TASK DESCRIPTION →
Search the material for the string "Standard", then report how many lines hold it, with no other text.

___ DATA LINES

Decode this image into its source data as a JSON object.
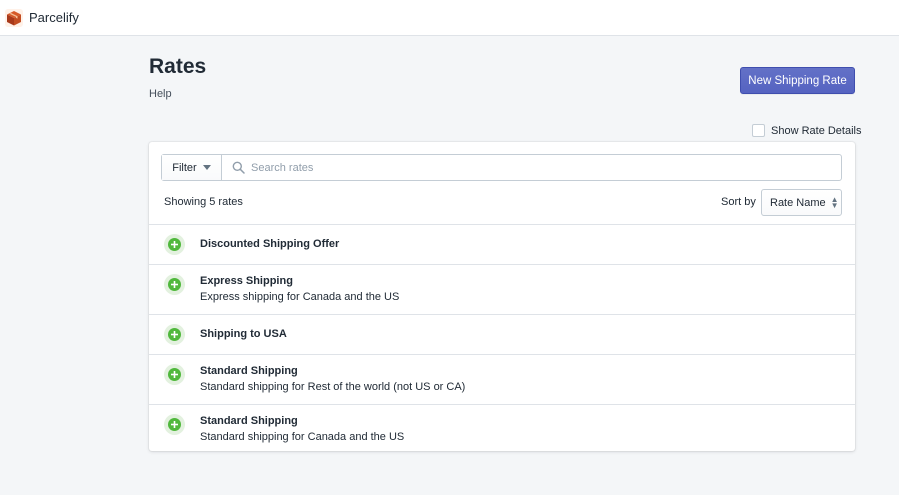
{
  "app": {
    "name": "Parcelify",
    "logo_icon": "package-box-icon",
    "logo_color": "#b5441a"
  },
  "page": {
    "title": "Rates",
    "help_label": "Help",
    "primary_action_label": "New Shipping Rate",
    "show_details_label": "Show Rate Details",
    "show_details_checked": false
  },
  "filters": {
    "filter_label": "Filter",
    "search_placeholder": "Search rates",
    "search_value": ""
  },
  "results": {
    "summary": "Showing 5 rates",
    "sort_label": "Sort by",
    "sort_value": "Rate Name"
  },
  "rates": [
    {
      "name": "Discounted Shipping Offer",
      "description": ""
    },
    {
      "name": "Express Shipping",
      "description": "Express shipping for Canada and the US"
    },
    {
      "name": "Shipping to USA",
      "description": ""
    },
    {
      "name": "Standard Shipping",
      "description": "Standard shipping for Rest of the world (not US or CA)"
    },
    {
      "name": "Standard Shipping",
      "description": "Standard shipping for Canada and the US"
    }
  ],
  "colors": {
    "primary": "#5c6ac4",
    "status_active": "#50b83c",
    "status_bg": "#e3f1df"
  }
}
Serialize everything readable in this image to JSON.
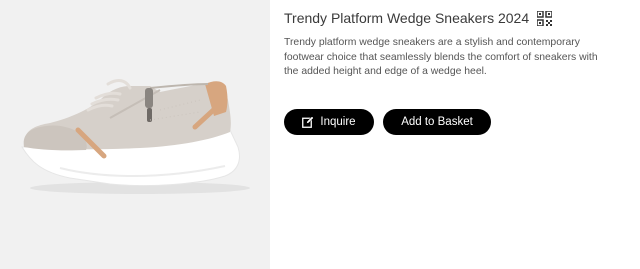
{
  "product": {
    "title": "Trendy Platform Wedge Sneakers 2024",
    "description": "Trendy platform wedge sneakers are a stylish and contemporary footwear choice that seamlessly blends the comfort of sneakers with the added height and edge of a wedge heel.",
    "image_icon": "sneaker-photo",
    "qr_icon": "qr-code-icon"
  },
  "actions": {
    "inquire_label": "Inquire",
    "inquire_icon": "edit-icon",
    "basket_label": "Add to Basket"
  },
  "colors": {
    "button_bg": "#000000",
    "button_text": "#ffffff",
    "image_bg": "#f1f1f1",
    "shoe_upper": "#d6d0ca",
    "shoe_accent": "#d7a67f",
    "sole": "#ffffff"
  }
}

______
___ DATA LINES

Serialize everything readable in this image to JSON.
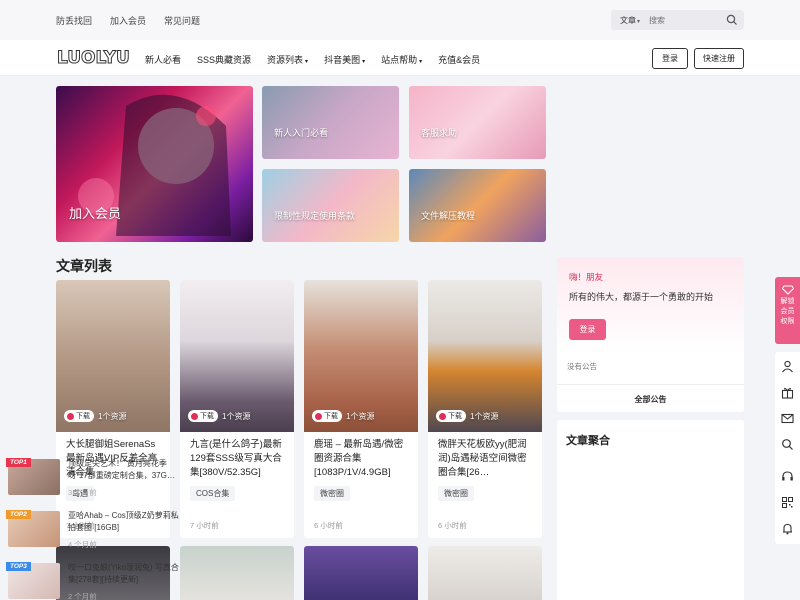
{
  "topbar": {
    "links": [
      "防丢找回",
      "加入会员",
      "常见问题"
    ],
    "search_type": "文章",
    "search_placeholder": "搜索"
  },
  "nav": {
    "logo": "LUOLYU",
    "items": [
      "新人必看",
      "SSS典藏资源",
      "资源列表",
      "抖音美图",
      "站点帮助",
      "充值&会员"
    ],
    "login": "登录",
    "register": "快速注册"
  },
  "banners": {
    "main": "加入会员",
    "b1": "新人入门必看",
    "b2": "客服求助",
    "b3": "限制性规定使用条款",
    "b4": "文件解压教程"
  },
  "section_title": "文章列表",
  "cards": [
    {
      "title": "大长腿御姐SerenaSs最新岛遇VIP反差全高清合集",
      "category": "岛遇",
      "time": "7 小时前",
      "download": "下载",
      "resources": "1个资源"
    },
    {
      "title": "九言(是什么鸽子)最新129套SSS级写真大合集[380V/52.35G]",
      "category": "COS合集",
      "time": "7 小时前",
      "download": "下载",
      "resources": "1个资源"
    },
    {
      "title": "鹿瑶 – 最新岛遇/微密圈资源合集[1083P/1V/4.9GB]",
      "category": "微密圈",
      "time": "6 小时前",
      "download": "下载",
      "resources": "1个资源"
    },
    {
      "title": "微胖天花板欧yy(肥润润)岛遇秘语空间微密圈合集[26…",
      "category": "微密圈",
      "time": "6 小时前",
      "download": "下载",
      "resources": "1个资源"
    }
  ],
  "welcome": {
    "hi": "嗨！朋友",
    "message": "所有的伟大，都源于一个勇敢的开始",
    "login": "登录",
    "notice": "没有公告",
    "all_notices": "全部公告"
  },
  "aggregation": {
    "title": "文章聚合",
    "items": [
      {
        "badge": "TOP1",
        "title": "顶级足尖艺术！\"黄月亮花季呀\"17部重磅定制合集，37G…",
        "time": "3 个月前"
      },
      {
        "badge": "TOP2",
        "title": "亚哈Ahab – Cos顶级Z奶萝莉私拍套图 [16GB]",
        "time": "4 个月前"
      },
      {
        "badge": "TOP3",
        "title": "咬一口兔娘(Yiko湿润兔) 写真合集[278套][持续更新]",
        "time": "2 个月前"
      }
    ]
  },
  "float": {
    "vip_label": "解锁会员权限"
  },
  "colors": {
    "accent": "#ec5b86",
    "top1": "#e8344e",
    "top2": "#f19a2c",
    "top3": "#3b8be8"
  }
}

______

EXERCISE ANSWER →
4